Objective:
What follows is a listing; restate every line of it word for word.

Provided information:
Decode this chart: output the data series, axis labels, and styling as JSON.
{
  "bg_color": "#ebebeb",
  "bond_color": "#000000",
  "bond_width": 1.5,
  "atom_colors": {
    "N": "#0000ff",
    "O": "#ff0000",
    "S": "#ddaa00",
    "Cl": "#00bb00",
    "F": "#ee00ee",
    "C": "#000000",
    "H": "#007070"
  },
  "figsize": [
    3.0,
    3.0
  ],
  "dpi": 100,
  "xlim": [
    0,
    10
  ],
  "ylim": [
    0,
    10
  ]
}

Result for this task:
Decode this chart: output the data series, axis labels, and styling as JSON.
{
  "bg_color": "#ebebeb",
  "bond_color": "#000000",
  "bond_width": 1.5,
  "atom_colors": {
    "N": "#0000ff",
    "O": "#ff0000",
    "S": "#ddaa00",
    "Cl": "#00bb00",
    "F": "#ee00ee",
    "C": "#000000",
    "H": "#007070"
  },
  "figsize": [
    3.0,
    3.0
  ],
  "dpi": 100,
  "xlim": [
    0,
    10
  ],
  "ylim": [
    0,
    10
  ]
}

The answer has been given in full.